── GIVEN RECORDS ──

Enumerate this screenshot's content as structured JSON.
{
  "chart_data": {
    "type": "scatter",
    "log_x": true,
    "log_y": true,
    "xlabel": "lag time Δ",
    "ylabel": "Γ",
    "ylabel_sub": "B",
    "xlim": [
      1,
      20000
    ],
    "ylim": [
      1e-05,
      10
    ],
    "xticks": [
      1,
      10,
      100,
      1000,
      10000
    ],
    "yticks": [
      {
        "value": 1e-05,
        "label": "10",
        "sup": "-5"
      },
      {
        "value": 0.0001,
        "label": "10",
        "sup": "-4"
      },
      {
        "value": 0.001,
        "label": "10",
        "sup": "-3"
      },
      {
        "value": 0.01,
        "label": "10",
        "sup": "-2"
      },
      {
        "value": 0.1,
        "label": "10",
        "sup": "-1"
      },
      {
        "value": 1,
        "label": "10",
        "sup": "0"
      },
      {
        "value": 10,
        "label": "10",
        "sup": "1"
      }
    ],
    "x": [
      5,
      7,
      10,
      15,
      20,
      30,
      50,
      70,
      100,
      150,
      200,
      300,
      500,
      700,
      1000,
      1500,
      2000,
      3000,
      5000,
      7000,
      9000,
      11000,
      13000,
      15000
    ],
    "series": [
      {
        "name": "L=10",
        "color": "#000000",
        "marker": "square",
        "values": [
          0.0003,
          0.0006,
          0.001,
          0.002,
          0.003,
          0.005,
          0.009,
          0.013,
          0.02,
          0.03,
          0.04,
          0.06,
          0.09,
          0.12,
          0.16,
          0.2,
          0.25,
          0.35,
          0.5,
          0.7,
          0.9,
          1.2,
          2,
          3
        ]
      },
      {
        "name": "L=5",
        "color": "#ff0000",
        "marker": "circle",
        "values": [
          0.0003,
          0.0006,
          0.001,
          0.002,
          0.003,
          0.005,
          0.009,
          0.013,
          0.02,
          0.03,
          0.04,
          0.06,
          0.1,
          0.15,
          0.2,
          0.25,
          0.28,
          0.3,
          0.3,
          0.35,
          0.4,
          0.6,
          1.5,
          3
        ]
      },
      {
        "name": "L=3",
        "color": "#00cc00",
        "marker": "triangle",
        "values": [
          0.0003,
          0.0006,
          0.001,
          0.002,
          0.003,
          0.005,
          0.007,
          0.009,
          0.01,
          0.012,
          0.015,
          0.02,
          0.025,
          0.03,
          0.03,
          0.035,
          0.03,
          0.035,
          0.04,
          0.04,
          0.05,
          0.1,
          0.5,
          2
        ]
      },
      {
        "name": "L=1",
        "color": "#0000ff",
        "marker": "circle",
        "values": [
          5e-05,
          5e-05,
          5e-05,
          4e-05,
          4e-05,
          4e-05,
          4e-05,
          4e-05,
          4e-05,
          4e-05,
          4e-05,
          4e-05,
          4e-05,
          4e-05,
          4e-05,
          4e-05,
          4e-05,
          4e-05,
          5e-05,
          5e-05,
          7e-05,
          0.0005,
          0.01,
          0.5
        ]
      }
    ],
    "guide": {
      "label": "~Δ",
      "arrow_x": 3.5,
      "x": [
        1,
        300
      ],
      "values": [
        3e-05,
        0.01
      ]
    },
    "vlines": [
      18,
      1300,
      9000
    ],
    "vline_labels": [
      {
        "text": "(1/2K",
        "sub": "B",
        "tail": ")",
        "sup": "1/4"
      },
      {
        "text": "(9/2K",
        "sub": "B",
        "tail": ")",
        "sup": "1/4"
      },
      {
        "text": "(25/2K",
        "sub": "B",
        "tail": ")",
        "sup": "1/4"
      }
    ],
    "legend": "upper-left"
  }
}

───

TASK STATEMENT
Each line above must be reproduced exactly as it stands.

CORRECT OUTPUT
Enumerate this screenshot's content as structured JSON.
{
  "chart_data": {
    "type": "scatter",
    "log_x": true,
    "log_y": true,
    "xlabel": "lag time Δ",
    "ylabel": "Γ",
    "ylabel_sub": "B",
    "xlim": [
      1,
      20000
    ],
    "ylim": [
      1e-05,
      10
    ],
    "xticks": [
      1,
      10,
      100,
      1000,
      10000
    ],
    "yticks": [
      {
        "value": 1e-05,
        "label": "10",
        "sup": "-5"
      },
      {
        "value": 0.0001,
        "label": "10",
        "sup": "-4"
      },
      {
        "value": 0.001,
        "label": "10",
        "sup": "-3"
      },
      {
        "value": 0.01,
        "label": "10",
        "sup": "-2"
      },
      {
        "value": 0.1,
        "label": "10",
        "sup": "-1"
      },
      {
        "value": 1,
        "label": "10",
        "sup": "0"
      },
      {
        "value": 10,
        "label": "10",
        "sup": "1"
      }
    ],
    "x": [
      5,
      7,
      10,
      15,
      20,
      30,
      50,
      70,
      100,
      150,
      200,
      300,
      500,
      700,
      1000,
      1500,
      2000,
      3000,
      5000,
      7000,
      9000,
      11000,
      13000,
      15000
    ],
    "series": [
      {
        "name": "L=10",
        "color": "#000000",
        "marker": "square",
        "values": [
          0.0003,
          0.0006,
          0.001,
          0.002,
          0.003,
          0.005,
          0.009,
          0.013,
          0.02,
          0.03,
          0.04,
          0.06,
          0.09,
          0.12,
          0.16,
          0.2,
          0.25,
          0.35,
          0.5,
          0.7,
          0.9,
          1.2,
          2,
          3
        ]
      },
      {
        "name": "L=5",
        "color": "#ff0000",
        "marker": "circle",
        "values": [
          0.0003,
          0.0006,
          0.001,
          0.002,
          0.003,
          0.005,
          0.009,
          0.013,
          0.02,
          0.03,
          0.04,
          0.06,
          0.1,
          0.15,
          0.2,
          0.25,
          0.28,
          0.3,
          0.3,
          0.35,
          0.4,
          0.6,
          1.5,
          3
        ]
      },
      {
        "name": "L=3",
        "color": "#00cc00",
        "marker": "triangle",
        "values": [
          0.0003,
          0.0006,
          0.001,
          0.002,
          0.003,
          0.005,
          0.007,
          0.009,
          0.01,
          0.012,
          0.015,
          0.02,
          0.025,
          0.03,
          0.03,
          0.035,
          0.03,
          0.035,
          0.04,
          0.04,
          0.05,
          0.1,
          0.5,
          2
        ]
      },
      {
        "name": "L=1",
        "color": "#0000ff",
        "marker": "circle",
        "values": [
          5e-05,
          5e-05,
          5e-05,
          4e-05,
          4e-05,
          4e-05,
          4e-05,
          4e-05,
          4e-05,
          4e-05,
          4e-05,
          4e-05,
          4e-05,
          4e-05,
          4e-05,
          4e-05,
          4e-05,
          4e-05,
          5e-05,
          5e-05,
          7e-05,
          0.0005,
          0.01,
          0.5
        ]
      }
    ],
    "guide": {
      "label": "~Δ",
      "arrow_x": 3.5,
      "x": [
        1,
        300
      ],
      "values": [
        3e-05,
        0.01
      ]
    },
    "vlines": [
      18,
      1300,
      9000
    ],
    "vline_labels": [
      {
        "text": "(1/2K",
        "sub": "B",
        "tail": ")",
        "sup": "1/4"
      },
      {
        "text": "(9/2K",
        "sub": "B",
        "tail": ")",
        "sup": "1/4"
      },
      {
        "text": "(25/2K",
        "sub": "B",
        "tail": ")",
        "sup": "1/4"
      }
    ],
    "legend": "upper-left"
  }
}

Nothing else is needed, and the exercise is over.